## Start
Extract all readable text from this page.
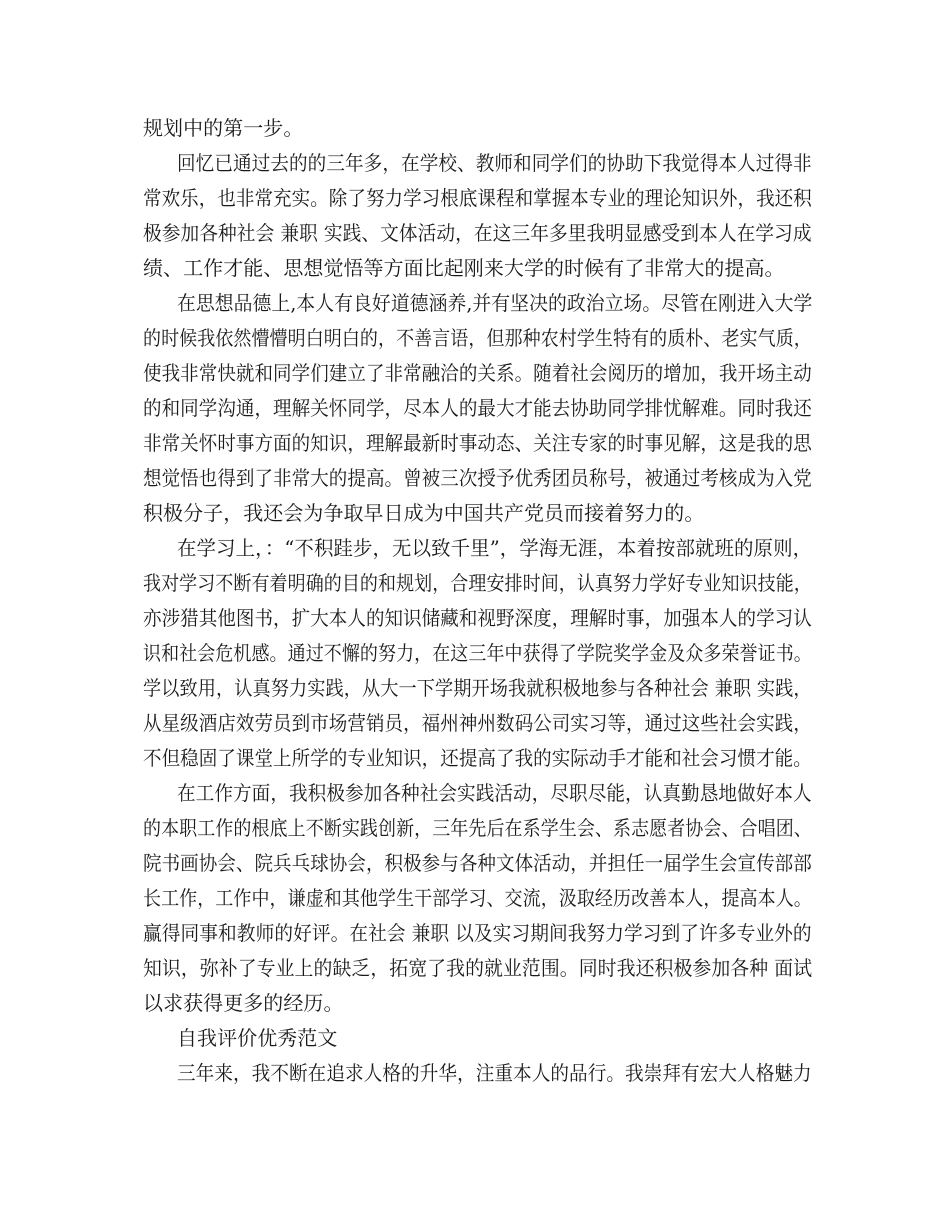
规划中的第一步。
回忆已通过去的的三年多，在学校、教师和同学们的协助下我觉得本人过得非
常欢乐，也非常充实。除了努力学习根底课程和掌握本专业的理论知识外，我还积
极参加各种社会 兼职 实践、文体活动，在这三年多里我明显感受到本人在学习成
绩、工作才能、思想觉悟等方面比起刚来大学的时候有了非常大的提高。
在思想品德上,本人有良好道德涵养,并有坚决的政治立场。尽管在刚进入大学
的时候我依然懵懵明白明白的，不善言语，但那种农村学生特有的质朴、老实气质，
使我非常快就和同学们建立了非常融洽的关系。随着社会阅历的增加，我开场主动
的和同学沟通，理解关怀同学，尽本人的最大才能去协助同学排忧解难。同时我还
非常关怀时事方面的知识，理解最新时事动态、关注专家的时事见解，这是我的思
想觉悟也得到了非常大的提高。曾被三次授予优秀团员称号，被通过考核成为入党
积极分子，我还会为争取早日成为中国共产党员而接着努力的。
在学习上，：“不积跬步，无以致千里”，学海无涯，本着按部就班的原则，
我对学习不断有着明确的目的和规划，合理安排时间，认真努力学好专业知识技能，
亦涉猎其他图书，扩大本人的知识储藏和视野深度，理解时事，加强本人的学习认
识和社会危机感。通过不懈的努力，在这三年中获得了学院奖学金及众多荣誉证书。
学以致用，认真努力实践，从大一下学期开场我就积极地参与各种社会 兼职 实践，
从星级酒店效劳员到市场营销员，福州神州数码公司实习等，通过这些社会实践，
不但稳固了课堂上所学的专业知识，还提高了我的实际动手才能和社会习惯才能。
在工作方面，我积极参加各种社会实践活动，尽职尽能，认真勤恳地做好本人
的本职工作的根底上不断实践创新，三年先后在系学生会、系志愿者协会、合唱团、
院书画协会、院兵乓球协会，积极参与各种文体活动，并担任一届学生会宣传部部
长工作，工作中，谦虚和其他学生干部学习、交流，汲取经历改善本人，提高本人。
赢得同事和教师的好评。在社会 兼职 以及实习期间我努力学习到了许多专业外的
知识，弥补了专业上的缺乏，拓宽了我的就业范围。同时我还积极参加各种 面试
以求获得更多的经历。
自我评价优秀范文
三年来，我不断在追求人格的升华，注重本人的品行。我崇拜有宏大人格魅力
## End
Return the listing above word for word, with the pictures removed.

→ **Correct result**
Extract all readable text from this page.
规划中的第一步。
回忆已通过去的的三年多，在学校、教师和同学们的协助下我觉得本人过得非
常欢乐，也非常充实。除了努力学习根底课程和掌握本专业的理论知识外，我还积
极参加各种社会 兼职 实践、文体活动，在这三年多里我明显感受到本人在学习成
绩、工作才能、思想觉悟等方面比起刚来大学的时候有了非常大的提高。
在思想品德上,本人有良好道德涵养,并有坚决的政治立场。尽管在刚进入大学
的时候我依然懵懵明白明白的，不善言语，但那种农村学生特有的质朴、老实气质，
使我非常快就和同学们建立了非常融洽的关系。随着社会阅历的增加，我开场主动
的和同学沟通，理解关怀同学，尽本人的最大才能去协助同学排忧解难。同时我还
非常关怀时事方面的知识，理解最新时事动态、关注专家的时事见解，这是我的思
想觉悟也得到了非常大的提高。曾被三次授予优秀团员称号，被通过考核成为入党
积极分子，我还会为争取早日成为中国共产党员而接着努力的。
在学习上，：“不积跬步，无以致千里”，学海无涯，本着按部就班的原则，
我对学习不断有着明确的目的和规划，合理安排时间，认真努力学好专业知识技能，
亦涉猎其他图书，扩大本人的知识储藏和视野深度，理解时事，加强本人的学习认
识和社会危机感。通过不懈的努力，在这三年中获得了学院奖学金及众多荣誉证书。
学以致用，认真努力实践，从大一下学期开场我就积极地参与各种社会 兼职 实践，
从星级酒店效劳员到市场营销员，福州神州数码公司实习等，通过这些社会实践，
不但稳固了课堂上所学的专业知识，还提高了我的实际动手才能和社会习惯才能。
在工作方面，我积极参加各种社会实践活动，尽职尽能，认真勤恳地做好本人
的本职工作的根底上不断实践创新，三年先后在系学生会、系志愿者协会、合唱团、
院书画协会、院兵乓球协会，积极参与各种文体活动，并担任一届学生会宣传部部
长工作，工作中，谦虚和其他学生干部学习、交流，汲取经历改善本人，提高本人。
赢得同事和教师的好评。在社会 兼职 以及实习期间我努力学习到了许多专业外的
知识，弥补了专业上的缺乏，拓宽了我的就业范围。同时我还积极参加各种 面试
以求获得更多的经历。
自我评价优秀范文
三年来，我不断在追求人格的升华，注重本人的品行。我崇拜有宏大人格魅力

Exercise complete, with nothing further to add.